● What the task requires:
Copy the items from the start through the line containing "svg-text:2.5: 2.5 (163, 354, 174, 363)", swapping every "glcm_variance" for "glcm_var" and leaving everything else unchanged.
##### Supplied records #####
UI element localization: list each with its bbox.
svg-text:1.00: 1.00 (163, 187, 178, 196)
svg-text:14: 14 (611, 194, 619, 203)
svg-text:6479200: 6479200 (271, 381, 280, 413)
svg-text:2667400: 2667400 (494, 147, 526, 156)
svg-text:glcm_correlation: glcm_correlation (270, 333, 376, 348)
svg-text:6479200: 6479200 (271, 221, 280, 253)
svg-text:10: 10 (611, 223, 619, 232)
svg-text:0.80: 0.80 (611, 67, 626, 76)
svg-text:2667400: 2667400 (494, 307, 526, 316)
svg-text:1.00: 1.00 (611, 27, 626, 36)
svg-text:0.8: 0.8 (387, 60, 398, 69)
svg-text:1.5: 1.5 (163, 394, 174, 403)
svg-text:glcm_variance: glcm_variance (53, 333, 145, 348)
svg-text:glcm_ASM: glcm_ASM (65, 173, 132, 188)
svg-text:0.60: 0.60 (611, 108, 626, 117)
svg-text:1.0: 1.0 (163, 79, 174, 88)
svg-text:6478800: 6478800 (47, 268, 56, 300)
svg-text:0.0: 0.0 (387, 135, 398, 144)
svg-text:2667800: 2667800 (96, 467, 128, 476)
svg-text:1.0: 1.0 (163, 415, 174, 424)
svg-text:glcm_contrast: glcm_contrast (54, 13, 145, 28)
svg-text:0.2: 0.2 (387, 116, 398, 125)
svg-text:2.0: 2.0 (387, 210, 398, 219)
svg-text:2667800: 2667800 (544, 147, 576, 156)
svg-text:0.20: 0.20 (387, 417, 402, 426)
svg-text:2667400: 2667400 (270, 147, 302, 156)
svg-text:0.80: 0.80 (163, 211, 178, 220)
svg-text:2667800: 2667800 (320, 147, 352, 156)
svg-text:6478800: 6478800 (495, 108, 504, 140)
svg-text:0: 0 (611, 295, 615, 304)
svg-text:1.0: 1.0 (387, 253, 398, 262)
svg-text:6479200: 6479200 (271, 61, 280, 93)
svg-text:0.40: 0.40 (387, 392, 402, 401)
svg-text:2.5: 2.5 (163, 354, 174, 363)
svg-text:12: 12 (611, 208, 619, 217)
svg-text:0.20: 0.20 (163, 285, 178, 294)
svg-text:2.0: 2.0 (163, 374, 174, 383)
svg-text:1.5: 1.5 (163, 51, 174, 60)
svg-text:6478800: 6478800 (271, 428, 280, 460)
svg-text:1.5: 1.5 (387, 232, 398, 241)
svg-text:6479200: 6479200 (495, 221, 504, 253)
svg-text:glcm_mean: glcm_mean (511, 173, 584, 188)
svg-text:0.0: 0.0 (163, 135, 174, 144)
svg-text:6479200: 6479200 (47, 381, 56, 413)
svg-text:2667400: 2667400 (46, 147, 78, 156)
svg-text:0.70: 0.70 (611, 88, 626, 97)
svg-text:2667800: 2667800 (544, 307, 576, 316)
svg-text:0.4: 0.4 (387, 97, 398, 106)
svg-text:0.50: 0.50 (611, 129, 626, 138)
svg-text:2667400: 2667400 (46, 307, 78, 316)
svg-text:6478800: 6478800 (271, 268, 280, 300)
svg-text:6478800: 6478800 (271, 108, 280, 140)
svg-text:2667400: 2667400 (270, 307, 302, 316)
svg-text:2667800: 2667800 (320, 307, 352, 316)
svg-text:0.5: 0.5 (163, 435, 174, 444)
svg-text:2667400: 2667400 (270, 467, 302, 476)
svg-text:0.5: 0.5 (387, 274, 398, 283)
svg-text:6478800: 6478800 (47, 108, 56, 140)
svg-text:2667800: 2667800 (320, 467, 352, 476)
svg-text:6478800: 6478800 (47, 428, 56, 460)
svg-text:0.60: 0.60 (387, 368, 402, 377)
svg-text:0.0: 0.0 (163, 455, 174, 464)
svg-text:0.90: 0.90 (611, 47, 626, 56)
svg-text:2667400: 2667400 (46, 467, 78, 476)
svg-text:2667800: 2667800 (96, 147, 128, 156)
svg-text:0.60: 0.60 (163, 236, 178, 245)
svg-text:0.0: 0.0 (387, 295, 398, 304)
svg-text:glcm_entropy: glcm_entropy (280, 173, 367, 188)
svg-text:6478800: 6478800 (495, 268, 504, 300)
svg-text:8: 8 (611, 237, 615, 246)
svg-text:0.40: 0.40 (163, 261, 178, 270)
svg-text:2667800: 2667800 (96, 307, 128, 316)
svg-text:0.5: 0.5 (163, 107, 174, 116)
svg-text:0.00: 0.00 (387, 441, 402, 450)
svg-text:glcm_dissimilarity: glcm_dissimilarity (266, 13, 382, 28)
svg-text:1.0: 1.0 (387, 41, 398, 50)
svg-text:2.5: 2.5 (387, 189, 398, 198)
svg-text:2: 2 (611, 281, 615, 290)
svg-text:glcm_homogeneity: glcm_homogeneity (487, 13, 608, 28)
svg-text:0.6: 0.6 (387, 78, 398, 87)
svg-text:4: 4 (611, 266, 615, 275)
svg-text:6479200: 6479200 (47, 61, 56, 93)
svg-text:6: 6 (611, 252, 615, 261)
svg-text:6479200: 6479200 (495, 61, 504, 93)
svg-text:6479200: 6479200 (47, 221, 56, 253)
#####
● Response to the exercise:
UI element localization: list each with its bbox.
svg-text:1.00: 1.00 (163, 187, 178, 196)
svg-text:14: 14 (611, 194, 619, 203)
svg-text:6479200: 6479200 (271, 381, 280, 413)
svg-text:2667400: 2667400 (494, 147, 526, 156)
svg-text:glcm_correlation: glcm_correlation (270, 333, 376, 348)
svg-text:6479200: 6479200 (271, 221, 280, 253)
svg-text:10: 10 (611, 223, 619, 232)
svg-text:0.80: 0.80 (611, 67, 626, 76)
svg-text:2667400: 2667400 (494, 307, 526, 316)
svg-text:1.00: 1.00 (611, 27, 626, 36)
svg-text:0.8: 0.8 (387, 60, 398, 69)
svg-text:1.5: 1.5 (163, 394, 174, 403)
svg-text:glcm_var: glcm_var (53, 333, 145, 348)
svg-text:glcm_ASM: glcm_ASM (65, 173, 132, 188)
svg-text:0.60: 0.60 (611, 108, 626, 117)
svg-text:1.0: 1.0 (163, 79, 174, 88)
svg-text:6478800: 6478800 (47, 268, 56, 300)
svg-text:0.0: 0.0 (387, 135, 398, 144)
svg-text:2667800: 2667800 (96, 467, 128, 476)
svg-text:1.0: 1.0 (163, 415, 174, 424)
svg-text:glcm_contrast: glcm_contrast (54, 13, 145, 28)
svg-text:0.2: 0.2 (387, 116, 398, 125)
svg-text:2.0: 2.0 (387, 210, 398, 219)
svg-text:2667800: 2667800 (544, 147, 576, 156)
svg-text:0.20: 0.20 (387, 417, 402, 426)
svg-text:2667400: 2667400 (270, 147, 302, 156)
svg-text:0.80: 0.80 (163, 211, 178, 220)
svg-text:2667800: 2667800 (320, 147, 352, 156)
svg-text:6478800: 6478800 (495, 108, 504, 140)
svg-text:0: 0 (611, 295, 615, 304)
svg-text:1.0: 1.0 (387, 253, 398, 262)
svg-text:6479200: 6479200 (271, 61, 280, 93)
svg-text:0.40: 0.40 (387, 392, 402, 401)
svg-text:2.5: 2.5 (163, 354, 174, 363)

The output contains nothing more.